= Exercise details =
Find every line with the word "Based". Copy those lines.

═════ Data for this exercise

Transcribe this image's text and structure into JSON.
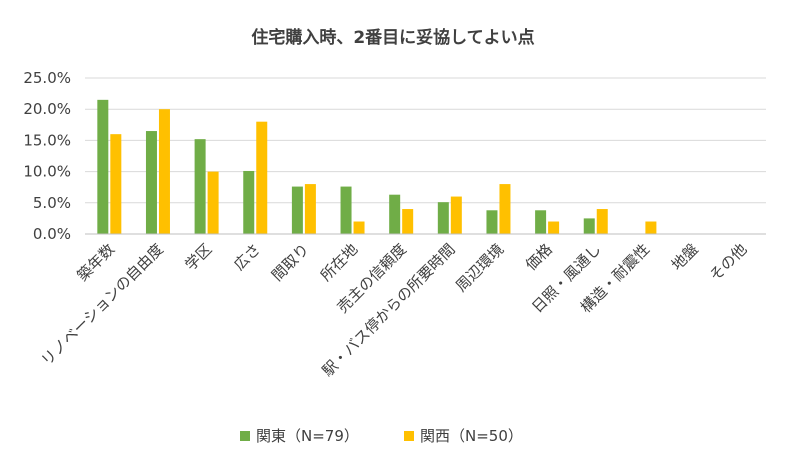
{
  "chart_data": {
    "type": "bar",
    "title": "住宅購入時、2番目に妥協してよい点",
    "xlabel": "",
    "ylabel": "",
    "ylim": [
      0,
      25
    ],
    "yticks": [
      "0.0%",
      "5.0%",
      "10.0%",
      "15.0%",
      "20.0%",
      "25.0%"
    ],
    "grid": true,
    "legend_position": "bottom",
    "categories": [
      "築年数",
      "リノベーションの自由度",
      "学区",
      "広さ",
      "間取り",
      "所在地",
      "売主の信頼度",
      "駅・バス停からの所要時間",
      "周辺環境",
      "価格",
      "日照・風通し",
      "構造・耐震性",
      "地盤",
      "その他"
    ],
    "series": [
      {
        "name": "関東（N=79）",
        "color": "#70ad47",
        "values": [
          21.5,
          16.5,
          15.2,
          10.1,
          7.6,
          7.6,
          6.3,
          5.1,
          3.8,
          3.8,
          2.5,
          0,
          0,
          0
        ]
      },
      {
        "name": "関西（N=50）",
        "color": "#ffc000",
        "values": [
          16.0,
          20.0,
          10.0,
          18.0,
          8.0,
          2.0,
          4.0,
          6.0,
          8.0,
          2.0,
          4.0,
          2.0,
          0,
          0
        ]
      }
    ]
  }
}
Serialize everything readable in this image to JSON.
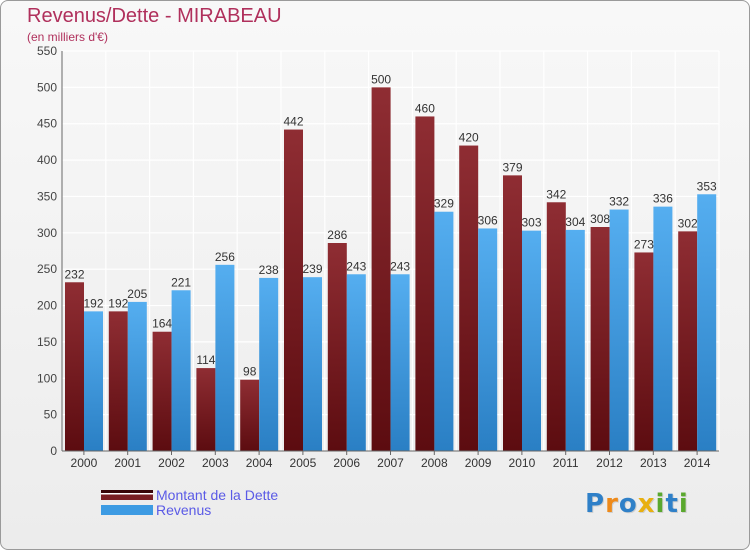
{
  "header": {
    "title": "Revenus/Dette - MIRABEAU",
    "subtitle": "(en milliers d'€)"
  },
  "chart_data": {
    "type": "bar",
    "title": "Revenus/Dette - MIRABEAU",
    "subtitle": "(en milliers d'€)",
    "xlabel": "",
    "ylabel": "",
    "ylim": [
      0,
      550
    ],
    "yticks": [
      0,
      50,
      100,
      150,
      200,
      250,
      300,
      350,
      400,
      450,
      500,
      550
    ],
    "grid": true,
    "legend_position": "bottom-left",
    "categories": [
      "2000",
      "2001",
      "2002",
      "2003",
      "2004",
      "2005",
      "2006",
      "2007",
      "2008",
      "2009",
      "2010",
      "2011",
      "2012",
      "2013",
      "2014"
    ],
    "series": [
      {
        "name": "Montant de la Dette",
        "color": "#7a1e22",
        "values": [
          232,
          192,
          164,
          114,
          98,
          442,
          286,
          500,
          460,
          420,
          379,
          342,
          308,
          273,
          302
        ]
      },
      {
        "name": "Revenus",
        "color": "#3d9be3",
        "values": [
          192,
          205,
          221,
          256,
          238,
          239,
          243,
          243,
          329,
          306,
          303,
          304,
          332,
          336,
          353
        ]
      }
    ]
  },
  "logo": {
    "letters": [
      "P",
      "r",
      "o",
      "x",
      "i",
      "t",
      "i"
    ],
    "colors": [
      "#2f80c8",
      "#ee8a1a",
      "#2f80c8",
      "#e8b010",
      "#5aa82e",
      "#2f80c8",
      "#5aa82e"
    ]
  }
}
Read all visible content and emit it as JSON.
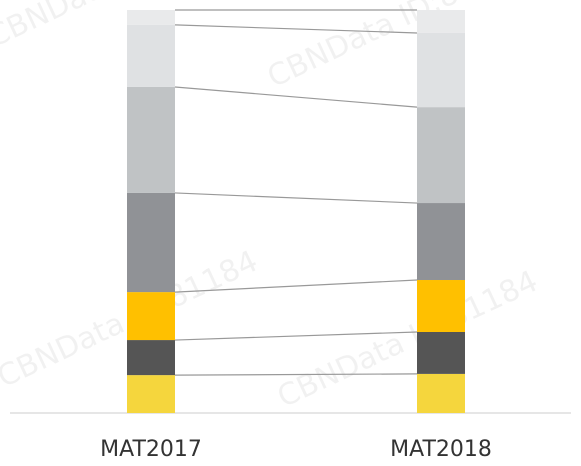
{
  "chart_data": {
    "type": "bar",
    "stacked": true,
    "categories": [
      "MAT2017",
      "MAT2018"
    ],
    "ylim": [
      0,
      100
    ],
    "connectors": true,
    "watermark": "CBNData ID:81184",
    "series": [
      {
        "color": "#f5d63d",
        "values": [
          9.4,
          9.7
        ]
      },
      {
        "color": "#555555",
        "values": [
          8.7,
          10.4
        ]
      },
      {
        "color": "#ffc000",
        "values": [
          11.9,
          12.9
        ]
      },
      {
        "color": "#909296",
        "values": [
          24.6,
          19.1
        ]
      },
      {
        "color": "#c0c3c5",
        "values": [
          26.3,
          23.8
        ]
      },
      {
        "color": "#dfe1e3",
        "values": [
          15.4,
          18.4
        ]
      },
      {
        "color": "#e9eaeb",
        "values": [
          3.7,
          5.7
        ]
      }
    ]
  }
}
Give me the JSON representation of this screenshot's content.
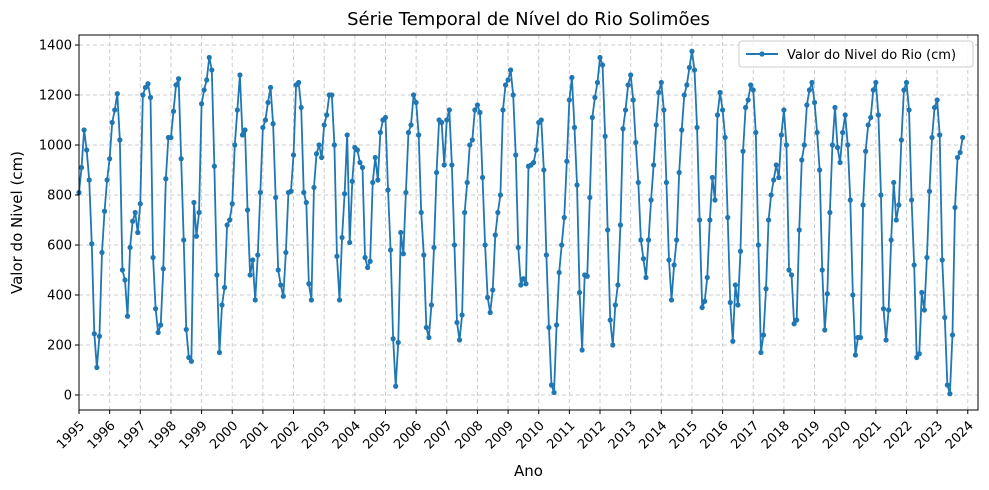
{
  "chart_data": {
    "type": "line",
    "title": "Série Temporal de Nível do Rio Solimões",
    "xlabel": "Ano",
    "ylabel": "Valor do Nivel (cm)",
    "x_tick_labels": [
      "1995",
      "1996",
      "1997",
      "1998",
      "1999",
      "2000",
      "2001",
      "2002",
      "2003",
      "2004",
      "2005",
      "2006",
      "2007",
      "2008",
      "2009",
      "2010",
      "2011",
      "2012",
      "2013",
      "2014",
      "2015",
      "2016",
      "2017",
      "2018",
      "2019",
      "2020",
      "2021",
      "2022",
      "2023",
      "2024"
    ],
    "y_ticks": [
      0,
      200,
      400,
      600,
      800,
      1000,
      1200,
      1400
    ],
    "xlim": [
      "1995-01",
      "2024-05"
    ],
    "ylim": [
      -60,
      1440
    ],
    "grid": true,
    "legend_position": "upper right",
    "colors": {
      "line": "#1f77b4",
      "grid": "#cccccc"
    },
    "series": [
      {
        "name": "Valor do Nivel do Rio (cm)",
        "start": "1995-01",
        "frequency": "monthly",
        "values": [
          810,
          910,
          1060,
          980,
          860,
          605,
          245,
          110,
          235,
          570,
          735,
          860,
          945,
          1090,
          1140,
          1205,
          1020,
          500,
          460,
          315,
          590,
          695,
          730,
          650,
          765,
          1200,
          1230,
          1245,
          1190,
          550,
          345,
          250,
          280,
          505,
          865,
          1030,
          1030,
          1135,
          1240,
          1265,
          945,
          620,
          262,
          150,
          135,
          770,
          635,
          730,
          1165,
          1220,
          1260,
          1350,
          1300,
          915,
          480,
          170,
          360,
          430,
          680,
          700,
          765,
          1000,
          1140,
          1280,
          1040,
          1060,
          740,
          480,
          540,
          380,
          560,
          810,
          1070,
          1100,
          1170,
          1230,
          1085,
          790,
          500,
          440,
          395,
          570,
          810,
          815,
          960,
          1240,
          1250,
          1150,
          810,
          770,
          445,
          380,
          830,
          965,
          1000,
          950,
          1080,
          1120,
          1200,
          1200,
          1000,
          555,
          380,
          630,
          805,
          1040,
          610,
          855,
          990,
          980,
          930,
          910,
          550,
          510,
          535,
          850,
          950,
          860,
          1050,
          1100,
          1110,
          820,
          580,
          225,
          35,
          210,
          650,
          565,
          810,
          1050,
          1080,
          1200,
          1170,
          1040,
          730,
          560,
          270,
          230,
          360,
          590,
          890,
          1100,
          1090,
          920,
          1100,
          1140,
          920,
          600,
          290,
          220,
          320,
          730,
          850,
          1000,
          1020,
          1140,
          1160,
          1130,
          870,
          600,
          390,
          330,
          420,
          640,
          730,
          800,
          1140,
          1240,
          1260,
          1300,
          1200,
          960,
          590,
          440,
          465,
          445,
          915,
          920,
          930,
          980,
          1090,
          1100,
          900,
          560,
          270,
          40,
          10,
          280,
          490,
          600,
          710,
          935,
          1180,
          1270,
          1070,
          840,
          410,
          180,
          480,
          475,
          790,
          1110,
          1190,
          1250,
          1350,
          1320,
          1035,
          660,
          300,
          200,
          360,
          440,
          680,
          1065,
          1140,
          1240,
          1280,
          1180,
          1010,
          850,
          620,
          545,
          470,
          620,
          780,
          920,
          1080,
          1210,
          1250,
          1140,
          850,
          540,
          380,
          520,
          620,
          890,
          1060,
          1200,
          1240,
          1310,
          1375,
          1300,
          1070,
          700,
          350,
          375,
          470,
          700,
          870,
          780,
          1120,
          1210,
          1140,
          1030,
          710,
          370,
          215,
          440,
          360,
          575,
          975,
          1150,
          1180,
          1240,
          1220,
          1050,
          600,
          170,
          240,
          425,
          700,
          800,
          860,
          920,
          870,
          1040,
          1140,
          1000,
          500,
          480,
          285,
          300,
          660,
          940,
          1000,
          1160,
          1220,
          1250,
          1170,
          1050,
          900,
          500,
          260,
          405,
          730,
          1000,
          1150,
          990,
          930,
          1050,
          1120,
          1000,
          780,
          400,
          160,
          230,
          230,
          760,
          975,
          1080,
          1110,
          1220,
          1250,
          1120,
          800,
          345,
          220,
          340,
          620,
          850,
          700,
          760,
          1020,
          1220,
          1250,
          1140,
          780,
          520,
          150,
          165,
          410,
          340,
          550,
          815,
          1030,
          1150,
          1180,
          1040,
          540,
          310,
          40,
          5,
          240,
          750,
          950,
          970,
          1030
        ]
      }
    ]
  }
}
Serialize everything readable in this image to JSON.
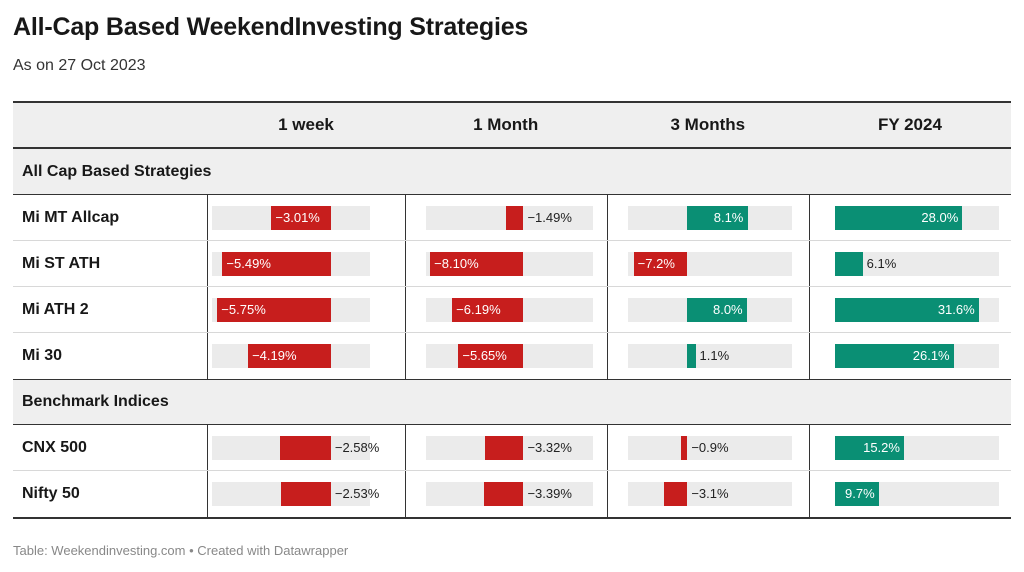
{
  "title": "All-Cap Based WeekendInvesting Strategies",
  "subtitle": "As on 27 Oct 2023",
  "footer": "Table: Weekendinvesting.com • Created with Datawrapper",
  "colors": {
    "negative": "#c71e1d",
    "positive": "#0a8f74",
    "track": "#ebebeb"
  },
  "chart_data": {
    "type": "table",
    "columns": [
      "1 week",
      "1 Month",
      "3 Months",
      "FY 2024"
    ],
    "column_ranges": [
      [
        -6,
        2
      ],
      [
        -8.5,
        6
      ],
      [
        -8,
        14
      ],
      [
        0,
        36
      ]
    ],
    "groups": [
      {
        "name": "All Cap Based Strategies",
        "rows": [
          {
            "name": "Mi MT Allcap",
            "values": [
              -3.01,
              -1.49,
              8.1,
              28.0
            ],
            "labels": [
              "−3.01%",
              "−1.49%",
              "8.1%",
              "28.0%"
            ]
          },
          {
            "name": "Mi ST ATH",
            "values": [
              -5.49,
              -8.1,
              -7.2,
              6.1
            ],
            "labels": [
              "−5.49%",
              "−8.10%",
              "−7.2%",
              "6.1%"
            ]
          },
          {
            "name": "Mi ATH 2",
            "values": [
              -5.75,
              -6.19,
              8.0,
              31.6
            ],
            "labels": [
              "−5.75%",
              "−6.19%",
              "8.0%",
              "31.6%"
            ]
          },
          {
            "name": "Mi 30",
            "values": [
              -4.19,
              -5.65,
              1.1,
              26.1
            ],
            "labels": [
              "−4.19%",
              "−5.65%",
              "1.1%",
              "26.1%"
            ]
          }
        ]
      },
      {
        "name": "Benchmark Indices",
        "rows": [
          {
            "name": "CNX 500",
            "values": [
              -2.58,
              -3.32,
              -0.9,
              15.2
            ],
            "labels": [
              "−2.58%",
              "−3.32%",
              "−0.9%",
              "15.2%"
            ]
          },
          {
            "name": "Nifty 50",
            "values": [
              -2.53,
              -3.39,
              -3.1,
              9.7
            ],
            "labels": [
              "−2.53%",
              "−3.39%",
              "−3.1%",
              "9.7%"
            ]
          }
        ]
      }
    ]
  }
}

══════════

= Task answer =
  "title": "All-Cap Based WeekendInvesting Strategies",
        "name": "All Cap Based Strategies",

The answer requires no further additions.